» Given instruction: Return the entries below in their exact form, leaving the pictures out.

Figure record listings
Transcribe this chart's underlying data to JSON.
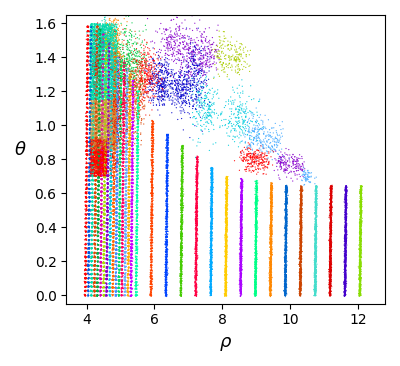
{
  "xlabel": "ρ",
  "ylabel": "θ",
  "xlim": [
    3.4,
    12.8
  ],
  "ylim": [
    -0.05,
    1.65
  ],
  "xlabel_fontsize": 13,
  "ylabel_fontsize": 13,
  "figsize": [
    4.0,
    3.66
  ],
  "dpi": 100,
  "background_color": "#ffffff",
  "seed": 42,
  "xticks": [
    4,
    6,
    8,
    10,
    12
  ],
  "yticks": [
    0.0,
    0.2,
    0.4,
    0.6,
    0.8,
    1.0,
    1.2,
    1.4,
    1.6
  ]
}
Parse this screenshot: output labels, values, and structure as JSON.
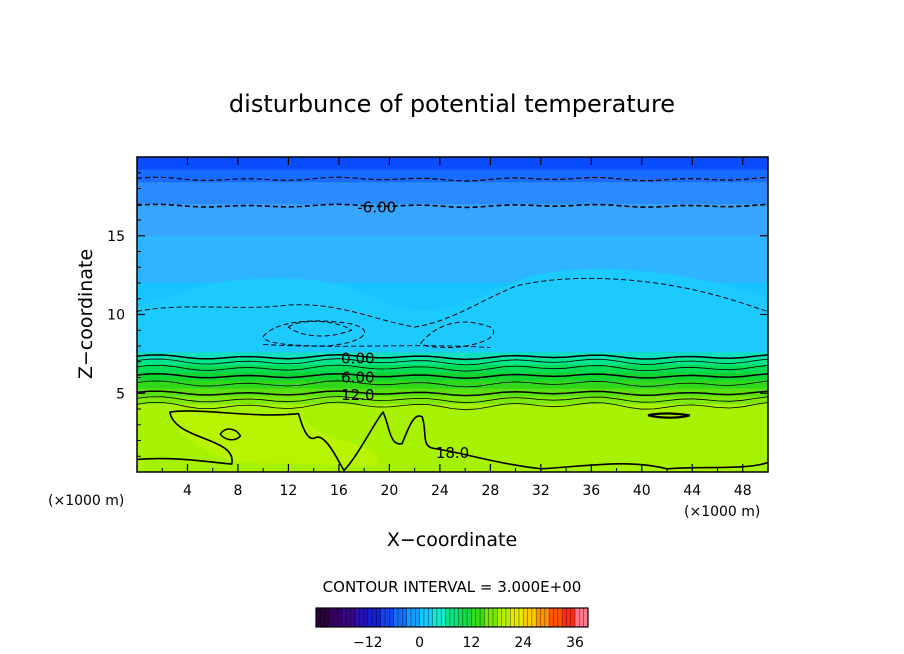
{
  "chart_data": {
    "type": "contour",
    "title": "disturbunce of potential temperature",
    "xlabel": "X−coordinate",
    "ylabel": "Z−coordinate",
    "x_unit": "(×1000 m)",
    "x_unit_right": "(×1000 m)",
    "xlim": [
      0,
      50
    ],
    "ylim": [
      0,
      20
    ],
    "xticks": [
      4,
      8,
      12,
      16,
      20,
      24,
      28,
      32,
      36,
      40,
      44,
      48
    ],
    "yticks": [
      5,
      10,
      15
    ],
    "contour_interval_text": "CONTOUR INTERVAL = 3.000E+00",
    "contour_labels": [
      {
        "text": "-6.00",
        "x": 19,
        "y": 16.8
      },
      {
        "text": "0.00",
        "x": 17.5,
        "y": 7.2
      },
      {
        "text": "6.00",
        "x": 17.5,
        "y": 6.0
      },
      {
        "text": "12.0",
        "x": 17.5,
        "y": 4.9
      },
      {
        "text": "18.0",
        "x": 25,
        "y": 1.2
      }
    ],
    "colorbar": {
      "range": [
        -24,
        39
      ],
      "ticks": [
        -12,
        0,
        12,
        24,
        36
      ],
      "tick_labels": [
        "−12",
        "0",
        "12",
        "24",
        "36"
      ]
    },
    "bands": [
      {
        "z_top": 20.0,
        "color": "#0a4cff"
      },
      {
        "z_top": 19.2,
        "color": "#1a6bff"
      },
      {
        "z_top": 18.4,
        "color": "#2a8cff"
      },
      {
        "z_top": 17.0,
        "color": "#38a6ff"
      },
      {
        "z_top": 15.0,
        "color": "#2fb4ff"
      },
      {
        "z_top": 12.0,
        "color": "#18c4ff"
      },
      {
        "z_top": 7.6,
        "color": "#11e0c0"
      },
      {
        "z_top": 7.2,
        "color": "#00e58a"
      },
      {
        "z_top": 6.8,
        "color": "#00dc55"
      },
      {
        "z_top": 6.3,
        "color": "#10d432"
      },
      {
        "z_top": 5.8,
        "color": "#30d81c"
      },
      {
        "z_top": 5.3,
        "color": "#58e010"
      },
      {
        "z_top": 4.8,
        "color": "#7fe808"
      },
      {
        "z_top": 4.3,
        "color": "#9cf000"
      }
    ]
  }
}
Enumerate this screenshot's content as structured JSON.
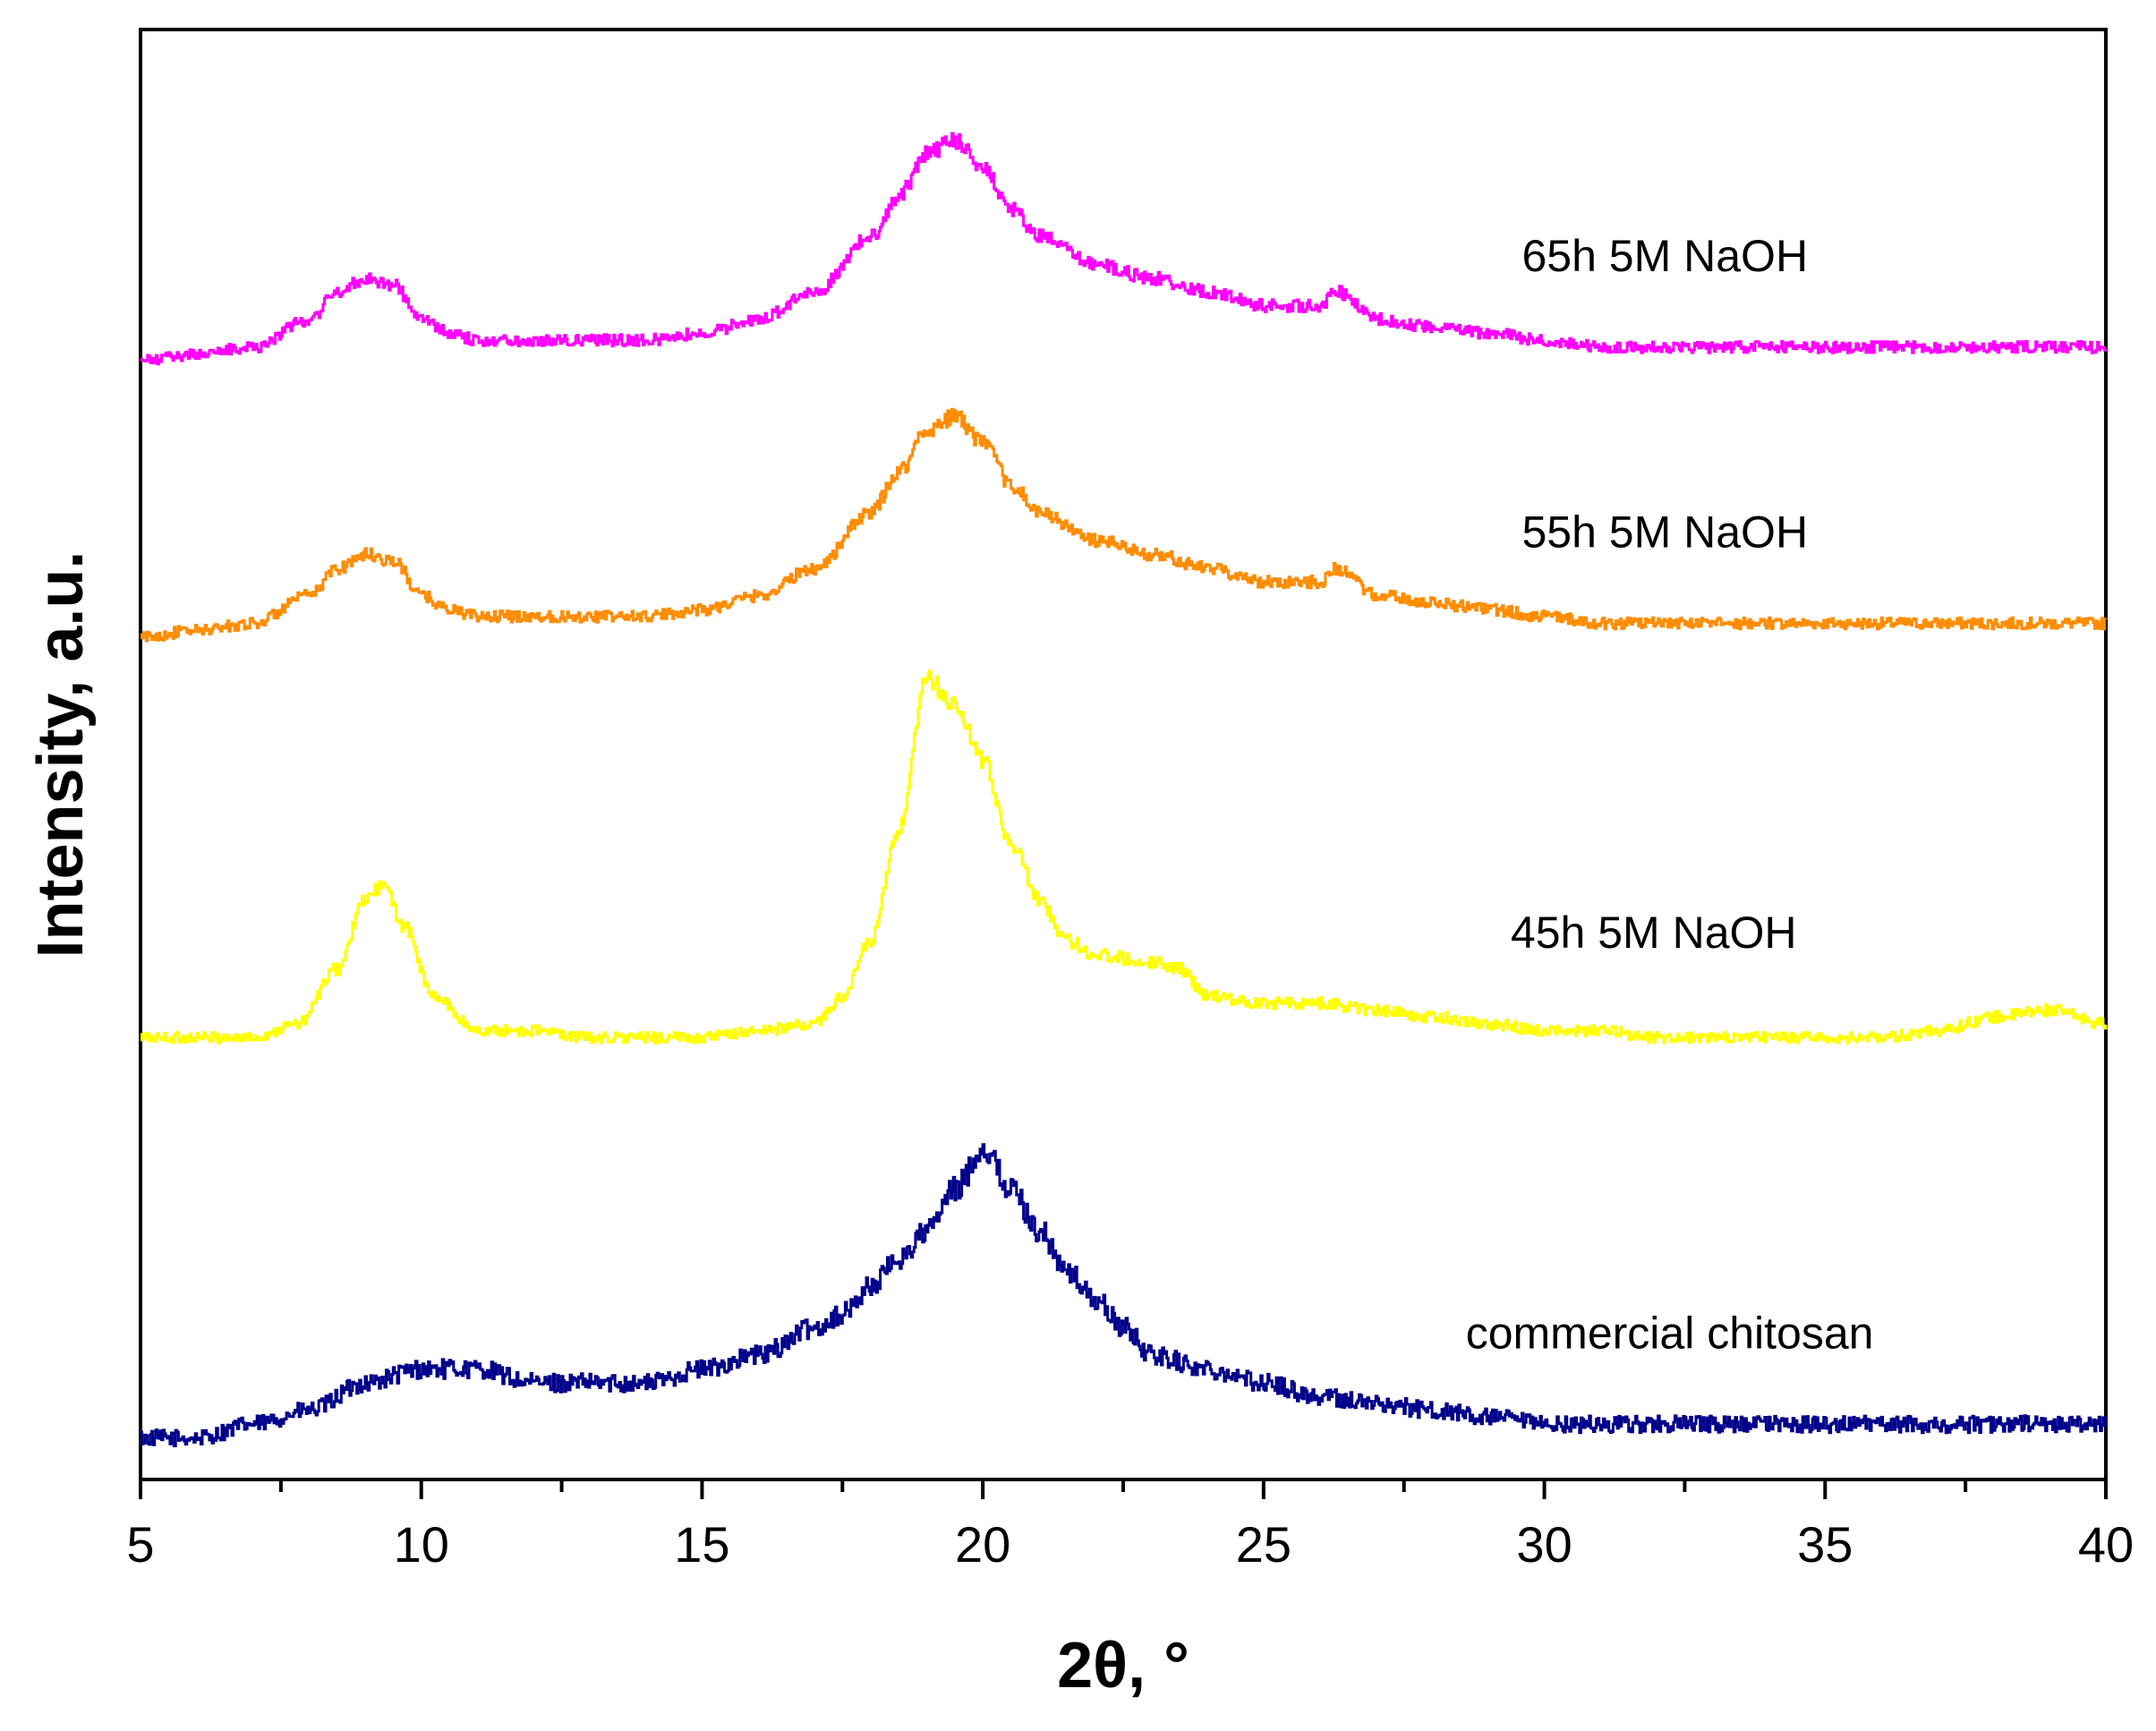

» Output for this task:
Transcribe this chart's underlying data to JSON.
{
  "xlabel": "ρ",
  "ylabel": "θ",
  "xlim": [
    3.4,
    12.8
  ],
  "ylim": [
    -0.05,
    1.65
  ],
  "xlabel_fontsize": 13,
  "ylabel_fontsize": 13,
  "figsize": [
    4.0,
    3.66
  ],
  "dpi": 100,
  "background_color": "#ffffff",
  "seed": 42,
  "xticks": [
    4,
    6,
    8,
    10,
    12
  ],
  "yticks": [
    0.0,
    0.2,
    0.4,
    0.6,
    0.8,
    1.0,
    1.2,
    1.4,
    1.6
  ]
}
Parse this screenshot: output labels, values, and structure as JSON.
{
  "chart_data": {
    "type": "contour",
    "title": "disturbunce of potential temperature",
    "xlabel": "X−coordinate",
    "ylabel": "Z−coordinate",
    "x_unit": "(×1000 m)",
    "x_unit_right": "(×1000 m)",
    "xlim": [
      0,
      50
    ],
    "ylim": [
      0,
      20
    ],
    "xticks": [
      4,
      8,
      12,
      16,
      20,
      24,
      28,
      32,
      36,
      40,
      44,
      48
    ],
    "yticks": [
      5,
      10,
      15
    ],
    "contour_interval_text": "CONTOUR INTERVAL = 3.000E+00",
    "contour_labels": [
      {
        "text": "-6.00",
        "x": 19,
        "y": 16.8
      },
      {
        "text": "0.00",
        "x": 17.5,
        "y": 7.2
      },
      {
        "text": "6.00",
        "x": 17.5,
        "y": 6.0
      },
      {
        "text": "12.0",
        "x": 17.5,
        "y": 4.9
      },
      {
        "text": "18.0",
        "x": 25,
        "y": 1.2
      }
    ],
    "colorbar": {
      "range": [
        -24,
        39
      ],
      "ticks": [
        -12,
        0,
        12,
        24,
        36
      ],
      "tick_labels": [
        "−12",
        "0",
        "12",
        "24",
        "36"
      ]
    },
    "bands": [
      {
        "z_top": 20.0,
        "color": "#0a4cff"
      },
      {
        "z_top": 19.2,
        "color": "#1a6bff"
      },
      {
        "z_top": 18.4,
        "color": "#2a8cff"
      },
      {
        "z_top": 17.0,
        "color": "#38a6ff"
      },
      {
        "z_top": 15.0,
        "color": "#2fb4ff"
      },
      {
        "z_top": 12.0,
        "color": "#18c4ff"
      },
      {
        "z_top": 7.6,
        "color": "#11e0c0"
      },
      {
        "z_top": 7.2,
        "color": "#00e58a"
      },
      {
        "z_top": 6.8,
        "color": "#00dc55"
      },
      {
        "z_top": 6.3,
        "color": "#10d432"
      },
      {
        "z_top": 5.8,
        "color": "#30d81c"
      },
      {
        "z_top": 5.3,
        "color": "#58e010"
      },
      {
        "z_top": 4.8,
        "color": "#7fe808"
      },
      {
        "z_top": 4.3,
        "color": "#9cf000"
      }
    ]
  }
}
Enumerate this screenshot's content as structured JSON.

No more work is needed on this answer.